(Set problem): Transcribe the whole listing below without changing a word, but leave out every image.

════════════════

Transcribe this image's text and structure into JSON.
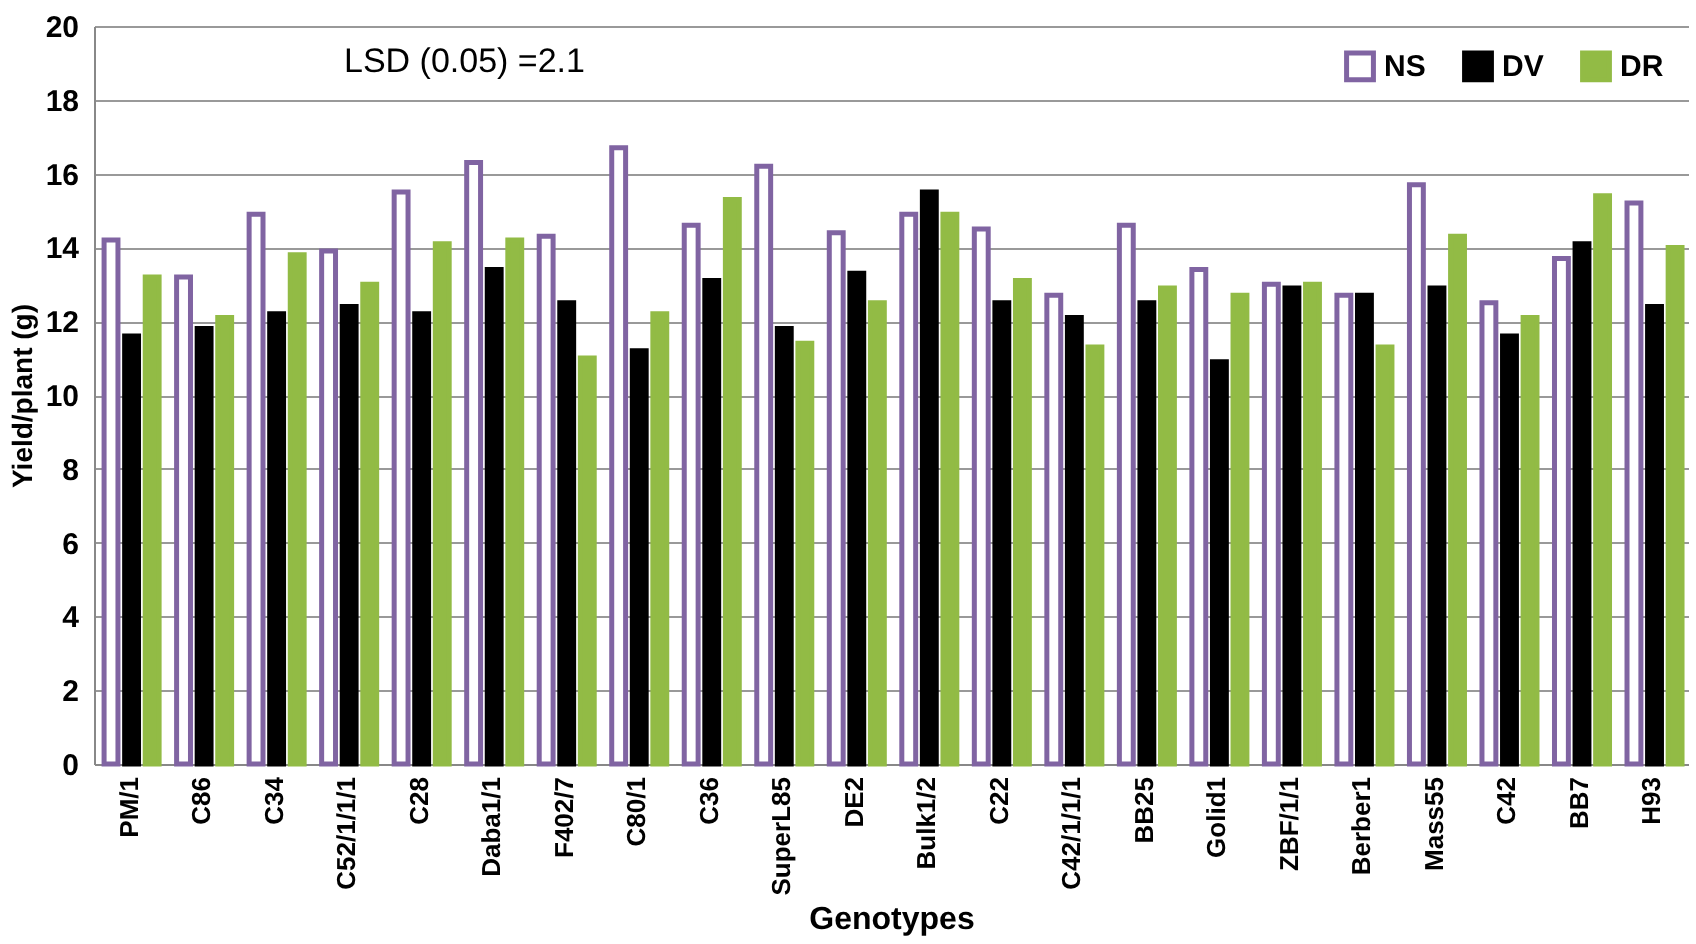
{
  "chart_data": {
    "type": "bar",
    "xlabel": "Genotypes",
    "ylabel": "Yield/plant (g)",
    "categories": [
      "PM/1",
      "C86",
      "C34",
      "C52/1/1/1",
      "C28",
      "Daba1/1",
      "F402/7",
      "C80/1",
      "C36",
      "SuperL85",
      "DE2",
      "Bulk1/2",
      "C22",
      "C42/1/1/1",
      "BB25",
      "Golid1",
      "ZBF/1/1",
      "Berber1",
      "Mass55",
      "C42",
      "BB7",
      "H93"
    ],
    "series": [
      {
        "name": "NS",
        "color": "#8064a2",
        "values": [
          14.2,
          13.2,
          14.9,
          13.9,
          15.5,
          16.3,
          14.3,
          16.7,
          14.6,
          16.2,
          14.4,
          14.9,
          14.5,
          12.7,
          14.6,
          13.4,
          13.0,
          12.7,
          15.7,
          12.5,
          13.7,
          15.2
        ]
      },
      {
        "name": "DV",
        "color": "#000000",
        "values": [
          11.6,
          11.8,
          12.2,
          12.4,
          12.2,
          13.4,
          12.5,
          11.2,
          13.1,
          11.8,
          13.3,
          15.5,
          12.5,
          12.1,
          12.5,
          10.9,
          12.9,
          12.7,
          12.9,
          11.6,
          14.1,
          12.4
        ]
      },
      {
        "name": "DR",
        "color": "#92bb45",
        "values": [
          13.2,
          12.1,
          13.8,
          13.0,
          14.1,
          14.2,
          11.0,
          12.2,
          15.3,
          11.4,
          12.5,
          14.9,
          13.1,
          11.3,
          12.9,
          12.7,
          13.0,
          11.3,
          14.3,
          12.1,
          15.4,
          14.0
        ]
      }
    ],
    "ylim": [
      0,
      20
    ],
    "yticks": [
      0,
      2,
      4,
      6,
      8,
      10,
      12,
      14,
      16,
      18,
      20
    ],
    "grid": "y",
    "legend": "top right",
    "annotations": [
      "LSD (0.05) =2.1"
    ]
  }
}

════════════════

(Answer to the problem):
Transcribe this image's text and structure into JSON.
{
  "chart_data": {
    "type": "bar",
    "xlabel": "Genotypes",
    "ylabel": "Yield/plant (g)",
    "categories": [
      "PM/1",
      "C86",
      "C34",
      "C52/1/1/1",
      "C28",
      "Daba1/1",
      "F402/7",
      "C80/1",
      "C36",
      "SuperL85",
      "DE2",
      "Bulk1/2",
      "C22",
      "C42/1/1/1",
      "BB25",
      "Golid1",
      "ZBF/1/1",
      "Berber1",
      "Mass55",
      "C42",
      "BB7",
      "H93"
    ],
    "series": [
      {
        "name": "NS",
        "color": "#8064a2",
        "values": [
          14.2,
          13.2,
          14.9,
          13.9,
          15.5,
          16.3,
          14.3,
          16.7,
          14.6,
          16.2,
          14.4,
          14.9,
          14.5,
          12.7,
          14.6,
          13.4,
          13.0,
          12.7,
          15.7,
          12.5,
          13.7,
          15.2
        ]
      },
      {
        "name": "DV",
        "color": "#000000",
        "values": [
          11.6,
          11.8,
          12.2,
          12.4,
          12.2,
          13.4,
          12.5,
          11.2,
          13.1,
          11.8,
          13.3,
          15.5,
          12.5,
          12.1,
          12.5,
          10.9,
          12.9,
          12.7,
          12.9,
          11.6,
          14.1,
          12.4
        ]
      },
      {
        "name": "DR",
        "color": "#92bb45",
        "values": [
          13.2,
          12.1,
          13.8,
          13.0,
          14.1,
          14.2,
          11.0,
          12.2,
          15.3,
          11.4,
          12.5,
          14.9,
          13.1,
          11.3,
          12.9,
          12.7,
          13.0,
          11.3,
          14.3,
          12.1,
          15.4,
          14.0
        ]
      }
    ],
    "ylim": [
      0,
      20
    ],
    "yticks": [
      0,
      2,
      4,
      6,
      8,
      10,
      12,
      14,
      16,
      18,
      20
    ],
    "grid": "y",
    "legend": "top right",
    "annotations": [
      "LSD (0.05) =2.1"
    ]
  }
}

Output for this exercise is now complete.